What you should do:
Below is a listing to transcribe in full and exactly; keep the pictures out.

## start Data for this task

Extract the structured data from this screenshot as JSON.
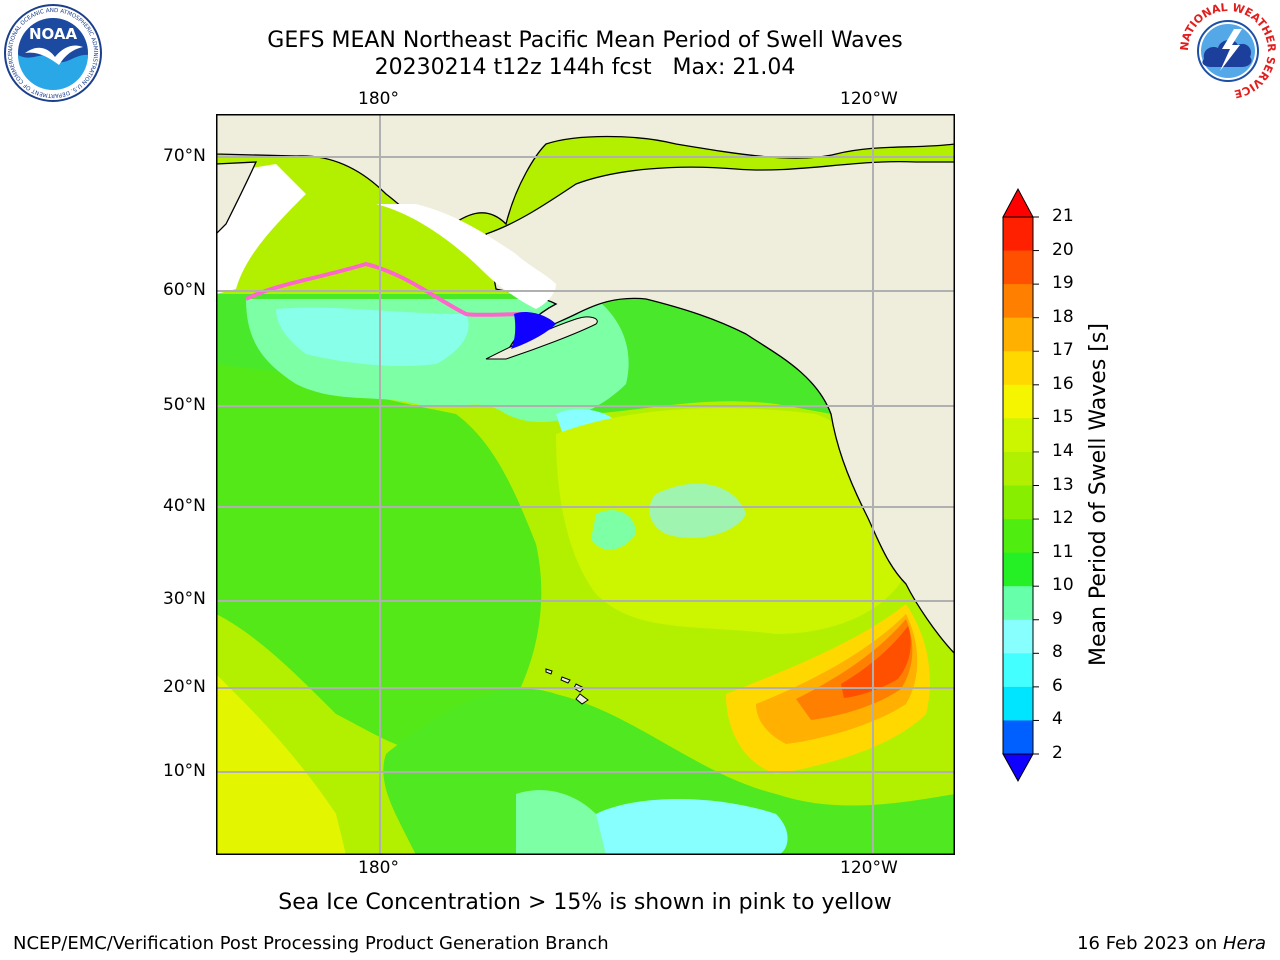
{
  "title": {
    "line1": "GEFS MEAN Northeast Pacific Mean Period of Swell Waves",
    "line2": "20230214 t12z 144h fcst   Max: 21.04"
  },
  "map": {
    "lon_labels_top": [
      "180°",
      "120°W"
    ],
    "lon_labels_bottom": [
      "180°",
      "120°W"
    ],
    "lat_labels": [
      "70°N",
      "60°N",
      "50°N",
      "40°N",
      "30°N",
      "20°N",
      "10°N"
    ],
    "land_color": "#efeddc",
    "sea_ice_color": "#ff66cc"
  },
  "colorbar": {
    "label": "Mean Period of Swell Waves [s]",
    "ticks": [
      "21",
      "20",
      "19",
      "18",
      "17",
      "16",
      "15",
      "14",
      "13",
      "12",
      "11",
      "10",
      "9",
      "8",
      "6",
      "4",
      "2"
    ],
    "colors": [
      "#ff2000",
      "#ff5000",
      "#ff8000",
      "#ffb000",
      "#ffd800",
      "#f5f500",
      "#ccf500",
      "#b0f000",
      "#88ee00",
      "#50ee10",
      "#25f025",
      "#66ffaa",
      "#88ffff",
      "#44ffff",
      "#00e5ff",
      "#0060ff"
    ],
    "over_color": "#ff0000",
    "under_color": "#1000ff"
  },
  "note": "Sea Ice Concentration > 15% is shown in pink to yellow",
  "footer": {
    "left": "NCEP/EMC/Verification Post Processing Product Generation Branch",
    "right_text": "16 Feb 2023 on ",
    "right_italic": "Hera"
  },
  "logos": {
    "noaa": "NOAA",
    "nws_ring": "NATIONAL WEATHER SERVICE",
    "noaa_ring": "NATIONAL OCEANIC AND ATMOSPHERIC ADMINISTRATION  U.S. DEPARTMENT OF COMMERCE"
  }
}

## end Data for this task

Reply:
Extract the structured data from this screenshot as JSON.
{
  "title": {
    "line1": "GEFS MEAN Northeast Pacific Mean Period of Swell Waves",
    "line2": "20230214 t12z 144h fcst   Max: 21.04"
  },
  "map": {
    "lon_labels_top": [
      "180°",
      "120°W"
    ],
    "lon_labels_bottom": [
      "180°",
      "120°W"
    ],
    "lat_labels": [
      "70°N",
      "60°N",
      "50°N",
      "40°N",
      "30°N",
      "20°N",
      "10°N"
    ],
    "land_color": "#efeddc",
    "sea_ice_color": "#ff66cc"
  },
  "colorbar": {
    "label": "Mean Period of Swell Waves [s]",
    "ticks": [
      "21",
      "20",
      "19",
      "18",
      "17",
      "16",
      "15",
      "14",
      "13",
      "12",
      "11",
      "10",
      "9",
      "8",
      "6",
      "4",
      "2"
    ],
    "colors": [
      "#ff2000",
      "#ff5000",
      "#ff8000",
      "#ffb000",
      "#ffd800",
      "#f5f500",
      "#ccf500",
      "#b0f000",
      "#88ee00",
      "#50ee10",
      "#25f025",
      "#66ffaa",
      "#88ffff",
      "#44ffff",
      "#00e5ff",
      "#0060ff"
    ],
    "over_color": "#ff0000",
    "under_color": "#1000ff"
  },
  "note": "Sea Ice Concentration > 15% is shown in pink to yellow",
  "footer": {
    "left": "NCEP/EMC/Verification Post Processing Product Generation Branch",
    "right_text": "16 Feb 2023 on ",
    "right_italic": "Hera"
  },
  "logos": {
    "noaa": "NOAA",
    "nws_ring": "NATIONAL WEATHER SERVICE",
    "noaa_ring": "NATIONAL OCEANIC AND ATMOSPHERIC ADMINISTRATION  U.S. DEPARTMENT OF COMMERCE"
  }
}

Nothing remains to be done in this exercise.